═════ RAW DATA ═════

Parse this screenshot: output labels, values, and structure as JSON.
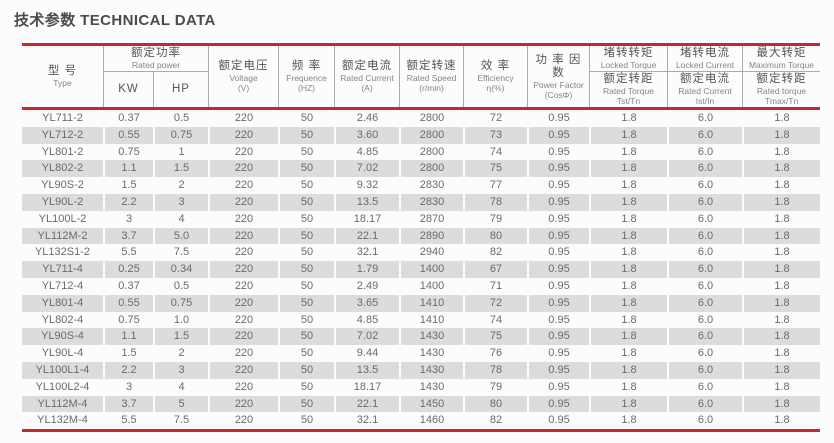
{
  "page": {
    "title": "技术参数 TECHNICAL DATA"
  },
  "colors": {
    "accent_red": "#c32a2e",
    "row_alt_gray": "#dcdcdc",
    "header_line_gray": "#ababab",
    "text_gray": "#6b6b6b"
  },
  "table": {
    "column_ids": [
      "type",
      "kw",
      "hp",
      "voltage",
      "frequency",
      "rated_current",
      "rated_speed",
      "efficiency",
      "power_factor",
      "locked_torque_ratio",
      "locked_current_ratio",
      "max_torque_ratio"
    ],
    "header": {
      "type": {
        "zh": "型 号",
        "en": "Type"
      },
      "rated_power": {
        "zh": "额定功率",
        "en": "Rated power",
        "kw": "KW",
        "hp": "HP"
      },
      "voltage": {
        "zh": "额定电压",
        "en": "Voltage",
        "unit": "(V)"
      },
      "frequency": {
        "zh": "频 率",
        "en": "Frequence",
        "unit": "(HZ)"
      },
      "rated_current": {
        "zh": "额定电流",
        "en": "Rated Current",
        "unit": "(A)"
      },
      "rated_speed": {
        "zh": "额定转速",
        "en": "Rated Speed",
        "unit": "(r/min)"
      },
      "efficiency": {
        "zh": "效 率",
        "en": "Efficiency",
        "unit": "η(%)"
      },
      "power_factor": {
        "zh": "功 率 因 数",
        "en": "Power Factor",
        "unit": "(CosΦ)"
      },
      "locked_torque": {
        "zh": "堵转转矩",
        "en": "Locked Torque",
        "sub_zh": "额定转距",
        "sub_en": "Rated Torque",
        "sub_sym": "Tst/Tn"
      },
      "locked_current": {
        "zh": "堵转电流",
        "en": "Locked  Current",
        "sub_zh": "额定电流",
        "sub_en": "Rated Current",
        "sub_sym": "Ist/In"
      },
      "max_torque": {
        "zh": "最大转矩",
        "en": "Maximum Torque",
        "sub_zh": "额定转距",
        "sub_en": "Rated torque",
        "sub_sym": "Tmax/Tn"
      }
    },
    "rows": [
      [
        "YL711-2",
        "0.37",
        "0.5",
        "220",
        "50",
        "2.46",
        "2800",
        "72",
        "0.95",
        "1.8",
        "6.0",
        "1.8"
      ],
      [
        "YL712-2",
        "0.55",
        "0.75",
        "220",
        "50",
        "3.60",
        "2800",
        "73",
        "0.95",
        "1.8",
        "6.0",
        "1.8"
      ],
      [
        "YL801-2",
        "0.75",
        "1",
        "220",
        "50",
        "4.85",
        "2800",
        "74",
        "0.95",
        "1.8",
        "6.0",
        "1.8"
      ],
      [
        "YL802-2",
        "1.1",
        "1.5",
        "220",
        "50",
        "7.02",
        "2800",
        "75",
        "0.95",
        "1.8",
        "6.0",
        "1.8"
      ],
      [
        "YL90S-2",
        "1.5",
        "2",
        "220",
        "50",
        "9.32",
        "2830",
        "77",
        "0.95",
        "1.8",
        "6.0",
        "1.8"
      ],
      [
        "YL90L-2",
        "2.2",
        "3",
        "220",
        "50",
        "13.5",
        "2830",
        "78",
        "0.95",
        "1.8",
        "6.0",
        "1.8"
      ],
      [
        "YL100L-2",
        "3",
        "4",
        "220",
        "50",
        "18.17",
        "2870",
        "79",
        "0.95",
        "1.8",
        "6.0",
        "1.8"
      ],
      [
        "YL112M-2",
        "3.7",
        "5.0",
        "220",
        "50",
        "22.1",
        "2890",
        "80",
        "0.95",
        "1.8",
        "6.0",
        "1.8"
      ],
      [
        "YL132S1-2",
        "5.5",
        "7.5",
        "220",
        "50",
        "32.1",
        "2940",
        "82",
        "0.95",
        "1.8",
        "6.0",
        "1.8"
      ],
      [
        "YL711-4",
        "0.25",
        "0.34",
        "220",
        "50",
        "1.79",
        "1400",
        "67",
        "0.95",
        "1.8",
        "6.0",
        "1.8"
      ],
      [
        "YL712-4",
        "0.37",
        "0.5",
        "220",
        "50",
        "2.49",
        "1400",
        "71",
        "0.95",
        "1.8",
        "6.0",
        "1.8"
      ],
      [
        "YL801-4",
        "0.55",
        "0.75",
        "220",
        "50",
        "3.65",
        "1410",
        "72",
        "0.95",
        "1.8",
        "6.0",
        "1.8"
      ],
      [
        "YL802-4",
        "0.75",
        "1.0",
        "220",
        "50",
        "4.85",
        "1410",
        "74",
        "0.95",
        "1.8",
        "6.0",
        "1.8"
      ],
      [
        "YL90S-4",
        "1.1",
        "1.5",
        "220",
        "50",
        "7.02",
        "1430",
        "75",
        "0.95",
        "1.8",
        "6.0",
        "1.8"
      ],
      [
        "YL90L-4",
        "1.5",
        "2",
        "220",
        "50",
        "9.44",
        "1430",
        "76",
        "0.95",
        "1.8",
        "6.0",
        "1.8"
      ],
      [
        "YL100L1-4",
        "2.2",
        "3",
        "220",
        "50",
        "13.5",
        "1430",
        "78",
        "0.95",
        "1.8",
        "6.0",
        "1.8"
      ],
      [
        "YL100L2-4",
        "3",
        "4",
        "220",
        "50",
        "18.17",
        "1430",
        "79",
        "0.95",
        "1.8",
        "6.0",
        "1.8"
      ],
      [
        "YL112M-4",
        "3.7",
        "5",
        "220",
        "50",
        "22.1",
        "1450",
        "80",
        "0.95",
        "1.8",
        "6.0",
        "1.8"
      ],
      [
        "YL132M-4",
        "5.5",
        "7.5",
        "220",
        "50",
        "32.1",
        "1460",
        "82",
        "0.95",
        "1.8",
        "6.0",
        "1.8"
      ]
    ]
  }
}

═════

§ GOAL OF THE EXERCISE:
Give every line back word for word and leave the pictures out.

§ THE RESULT:
Parse this screenshot: output labels, values, and structure as JSON.
{
  "page": {
    "title": "技术参数 TECHNICAL DATA"
  },
  "colors": {
    "accent_red": "#c32a2e",
    "row_alt_gray": "#dcdcdc",
    "header_line_gray": "#ababab",
    "text_gray": "#6b6b6b"
  },
  "table": {
    "column_ids": [
      "type",
      "kw",
      "hp",
      "voltage",
      "frequency",
      "rated_current",
      "rated_speed",
      "efficiency",
      "power_factor",
      "locked_torque_ratio",
      "locked_current_ratio",
      "max_torque_ratio"
    ],
    "header": {
      "type": {
        "zh": "型 号",
        "en": "Type"
      },
      "rated_power": {
        "zh": "额定功率",
        "en": "Rated power",
        "kw": "KW",
        "hp": "HP"
      },
      "voltage": {
        "zh": "额定电压",
        "en": "Voltage",
        "unit": "(V)"
      },
      "frequency": {
        "zh": "频 率",
        "en": "Frequence",
        "unit": "(HZ)"
      },
      "rated_current": {
        "zh": "额定电流",
        "en": "Rated Current",
        "unit": "(A)"
      },
      "rated_speed": {
        "zh": "额定转速",
        "en": "Rated Speed",
        "unit": "(r/min)"
      },
      "efficiency": {
        "zh": "效 率",
        "en": "Efficiency",
        "unit": "η(%)"
      },
      "power_factor": {
        "zh": "功 率 因 数",
        "en": "Power Factor",
        "unit": "(CosΦ)"
      },
      "locked_torque": {
        "zh": "堵转转矩",
        "en": "Locked Torque",
        "sub_zh": "额定转距",
        "sub_en": "Rated Torque",
        "sub_sym": "Tst/Tn"
      },
      "locked_current": {
        "zh": "堵转电流",
        "en": "Locked  Current",
        "sub_zh": "额定电流",
        "sub_en": "Rated Current",
        "sub_sym": "Ist/In"
      },
      "max_torque": {
        "zh": "最大转矩",
        "en": "Maximum Torque",
        "sub_zh": "额定转距",
        "sub_en": "Rated torque",
        "sub_sym": "Tmax/Tn"
      }
    },
    "rows": [
      [
        "YL711-2",
        "0.37",
        "0.5",
        "220",
        "50",
        "2.46",
        "2800",
        "72",
        "0.95",
        "1.8",
        "6.0",
        "1.8"
      ],
      [
        "YL712-2",
        "0.55",
        "0.75",
        "220",
        "50",
        "3.60",
        "2800",
        "73",
        "0.95",
        "1.8",
        "6.0",
        "1.8"
      ],
      [
        "YL801-2",
        "0.75",
        "1",
        "220",
        "50",
        "4.85",
        "2800",
        "74",
        "0.95",
        "1.8",
        "6.0",
        "1.8"
      ],
      [
        "YL802-2",
        "1.1",
        "1.5",
        "220",
        "50",
        "7.02",
        "2800",
        "75",
        "0.95",
        "1.8",
        "6.0",
        "1.8"
      ],
      [
        "YL90S-2",
        "1.5",
        "2",
        "220",
        "50",
        "9.32",
        "2830",
        "77",
        "0.95",
        "1.8",
        "6.0",
        "1.8"
      ],
      [
        "YL90L-2",
        "2.2",
        "3",
        "220",
        "50",
        "13.5",
        "2830",
        "78",
        "0.95",
        "1.8",
        "6.0",
        "1.8"
      ],
      [
        "YL100L-2",
        "3",
        "4",
        "220",
        "50",
        "18.17",
        "2870",
        "79",
        "0.95",
        "1.8",
        "6.0",
        "1.8"
      ],
      [
        "YL112M-2",
        "3.7",
        "5.0",
        "220",
        "50",
        "22.1",
        "2890",
        "80",
        "0.95",
        "1.8",
        "6.0",
        "1.8"
      ],
      [
        "YL132S1-2",
        "5.5",
        "7.5",
        "220",
        "50",
        "32.1",
        "2940",
        "82",
        "0.95",
        "1.8",
        "6.0",
        "1.8"
      ],
      [
        "YL711-4",
        "0.25",
        "0.34",
        "220",
        "50",
        "1.79",
        "1400",
        "67",
        "0.95",
        "1.8",
        "6.0",
        "1.8"
      ],
      [
        "YL712-4",
        "0.37",
        "0.5",
        "220",
        "50",
        "2.49",
        "1400",
        "71",
        "0.95",
        "1.8",
        "6.0",
        "1.8"
      ],
      [
        "YL801-4",
        "0.55",
        "0.75",
        "220",
        "50",
        "3.65",
        "1410",
        "72",
        "0.95",
        "1.8",
        "6.0",
        "1.8"
      ],
      [
        "YL802-4",
        "0.75",
        "1.0",
        "220",
        "50",
        "4.85",
        "1410",
        "74",
        "0.95",
        "1.8",
        "6.0",
        "1.8"
      ],
      [
        "YL90S-4",
        "1.1",
        "1.5",
        "220",
        "50",
        "7.02",
        "1430",
        "75",
        "0.95",
        "1.8",
        "6.0",
        "1.8"
      ],
      [
        "YL90L-4",
        "1.5",
        "2",
        "220",
        "50",
        "9.44",
        "1430",
        "76",
        "0.95",
        "1.8",
        "6.0",
        "1.8"
      ],
      [
        "YL100L1-4",
        "2.2",
        "3",
        "220",
        "50",
        "13.5",
        "1430",
        "78",
        "0.95",
        "1.8",
        "6.0",
        "1.8"
      ],
      [
        "YL100L2-4",
        "3",
        "4",
        "220",
        "50",
        "18.17",
        "1430",
        "79",
        "0.95",
        "1.8",
        "6.0",
        "1.8"
      ],
      [
        "YL112M-4",
        "3.7",
        "5",
        "220",
        "50",
        "22.1",
        "1450",
        "80",
        "0.95",
        "1.8",
        "6.0",
        "1.8"
      ],
      [
        "YL132M-4",
        "5.5",
        "7.5",
        "220",
        "50",
        "32.1",
        "1460",
        "82",
        "0.95",
        "1.8",
        "6.0",
        "1.8"
      ]
    ]
  }
}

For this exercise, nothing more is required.